:: What is required ::
Reproduce every line of the records below word for word, leaving out the pictures.

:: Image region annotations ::
#####

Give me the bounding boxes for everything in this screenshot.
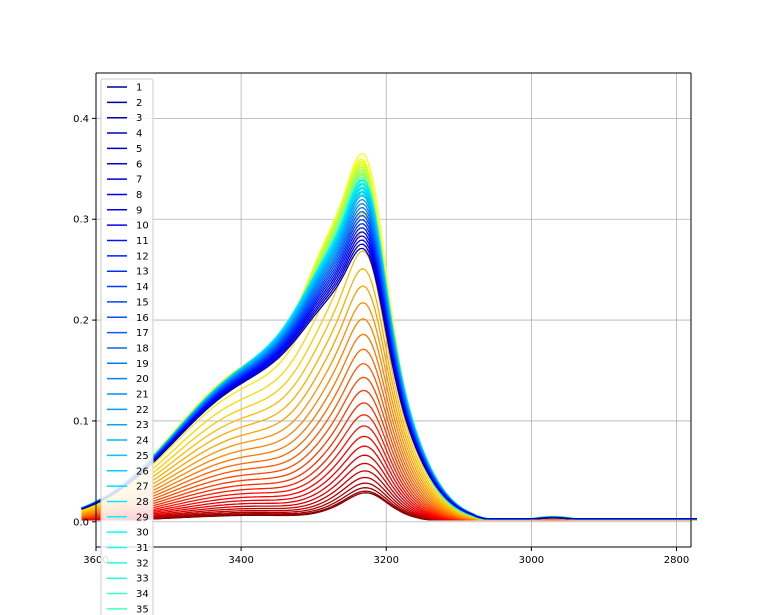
legend-label-19: 19 — [136, 359, 149, 370]
series-line-63 — [81, 243, 697, 520]
x-tick-label-4: 2800 — [664, 555, 689, 566]
legend-label-22: 22 — [136, 405, 149, 416]
legend-label-26: 26 — [136, 466, 149, 477]
legend-label-12: 12 — [136, 251, 149, 262]
legend-label-16: 16 — [136, 313, 149, 324]
legend-label-23: 23 — [136, 420, 149, 431]
axes — [92, 72, 692, 551]
legend-label-8: 8 — [136, 190, 142, 201]
tick-labels: 3600 3400 3200 3000 2800 0.0 0.1 0.2 0.3 0.4 — [73, 114, 689, 566]
legend-box — [100, 78, 154, 615]
legend-label-7: 7 — [136, 175, 142, 186]
legend-label-14: 14 — [136, 282, 149, 293]
x-tick-label-2: 3200 — [374, 555, 399, 566]
legend-label-33: 33 — [136, 574, 149, 585]
legend-label-2: 2 — [136, 98, 142, 109]
x-tick-label-1: 3400 — [228, 555, 253, 566]
legend-label-34: 34 — [136, 589, 149, 600]
y-tick-label-4: 0.4 — [73, 114, 89, 125]
legend-label-9: 9 — [136, 205, 142, 216]
legend-label-32: 32 — [136, 558, 149, 569]
legend-label-6: 6 — [136, 159, 142, 170]
x-tick-label-3: 3000 — [519, 555, 544, 566]
series-line-53 — [81, 202, 697, 520]
legend-label-3: 3 — [136, 113, 142, 124]
x-tick-label-0: 3600 — [83, 555, 108, 566]
series-line-64 — [81, 247, 697, 520]
legend-label-10: 10 — [136, 221, 149, 232]
y-tick-label-3: 0.3 — [73, 215, 89, 226]
legend-label-15: 15 — [136, 297, 149, 308]
legend-label-18: 18 — [136, 343, 149, 354]
legend-label-20: 20 — [136, 374, 149, 385]
legend: 1234567891011121314151617181920212223242… — [100, 78, 154, 615]
legend-label-30: 30 — [136, 528, 149, 539]
legend-label-21: 21 — [136, 390, 149, 401]
legend-label-4: 4 — [136, 129, 142, 140]
y-tick-label-1: 0.1 — [73, 416, 89, 427]
legend-label-25: 25 — [136, 451, 149, 462]
legend-label-31: 31 — [136, 543, 149, 554]
legend-label-28: 28 — [136, 497, 149, 508]
legend-label-1: 1 — [136, 83, 142, 94]
legend-label-29: 29 — [136, 512, 149, 523]
legend-label-24: 24 — [136, 436, 149, 447]
y-tick-label-2: 0.2 — [73, 316, 89, 327]
legend-label-5: 5 — [136, 144, 142, 155]
legend-label-35: 35 — [136, 604, 149, 615]
grid — [95, 73, 691, 547]
legend-label-13: 13 — [136, 267, 149, 278]
legend-label-17: 17 — [136, 328, 149, 339]
y-tick-label-0: 0.0 — [73, 517, 89, 528]
series-lines — [81, 152, 697, 521]
legend-label-27: 27 — [136, 482, 149, 493]
legend-label-11: 11 — [136, 236, 149, 247]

#####

:: Exercise answer ::
Give me the bounding boxes for everything in this screenshot.
legend-label-19: 19 — [136, 359, 149, 370]
series-line-63 — [81, 243, 697, 520]
x-tick-label-4: 2800 — [664, 555, 689, 566]
legend-label-22: 22 — [136, 405, 149, 416]
legend-label-26: 26 — [136, 466, 149, 477]
legend-label-12: 12 — [136, 251, 149, 262]
legend-label-16: 16 — [136, 313, 149, 324]
legend-label-23: 23 — [136, 420, 149, 431]
axes — [92, 72, 692, 551]
legend-label-8: 8 — [136, 190, 142, 201]
tick-labels: 3600 3400 3200 3000 2800 0.0 0.1 0.2 0.3 0.4 — [73, 114, 689, 566]
legend-box — [100, 78, 154, 615]
legend-label-7: 7 — [136, 175, 142, 186]
legend-label-14: 14 — [136, 282, 149, 293]
x-tick-label-2: 3200 — [374, 555, 399, 566]
legend-label-33: 33 — [136, 574, 149, 585]
legend-label-2: 2 — [136, 98, 142, 109]
x-tick-label-1: 3400 — [228, 555, 253, 566]
legend-label-34: 34 — [136, 589, 149, 600]
y-tick-label-4: 0.4 — [73, 114, 89, 125]
legend-label-9: 9 — [136, 205, 142, 216]
legend-label-32: 32 — [136, 558, 149, 569]
legend-label-6: 6 — [136, 159, 142, 170]
x-tick-label-3: 3000 — [519, 555, 544, 566]
series-line-53 — [81, 202, 697, 520]
legend-label-3: 3 — [136, 113, 142, 124]
x-tick-label-0: 3600 — [83, 555, 108, 566]
series-line-64 — [81, 247, 697, 520]
legend-label-10: 10 — [136, 221, 149, 232]
y-tick-label-3: 0.3 — [73, 215, 89, 226]
legend-label-15: 15 — [136, 297, 149, 308]
legend-label-18: 18 — [136, 343, 149, 354]
legend-label-20: 20 — [136, 374, 149, 385]
legend: 1234567891011121314151617181920212223242… — [100, 78, 154, 615]
legend-label-30: 30 — [136, 528, 149, 539]
legend-label-21: 21 — [136, 390, 149, 401]
legend-label-4: 4 — [136, 129, 142, 140]
y-tick-label-1: 0.1 — [73, 416, 89, 427]
legend-label-25: 25 — [136, 451, 149, 462]
legend-label-31: 31 — [136, 543, 149, 554]
legend-label-28: 28 — [136, 497, 149, 508]
legend-label-1: 1 — [136, 83, 142, 94]
legend-label-29: 29 — [136, 512, 149, 523]
legend-label-24: 24 — [136, 436, 149, 447]
y-tick-label-2: 0.2 — [73, 316, 89, 327]
legend-label-5: 5 — [136, 144, 142, 155]
legend-label-35: 35 — [136, 604, 149, 615]
grid — [95, 73, 691, 547]
legend-label-13: 13 — [136, 267, 149, 278]
legend-label-17: 17 — [136, 328, 149, 339]
y-tick-label-0: 0.0 — [73, 517, 89, 528]
series-lines — [81, 152, 697, 521]
legend-label-27: 27 — [136, 482, 149, 493]
legend-label-11: 11 — [136, 236, 149, 247]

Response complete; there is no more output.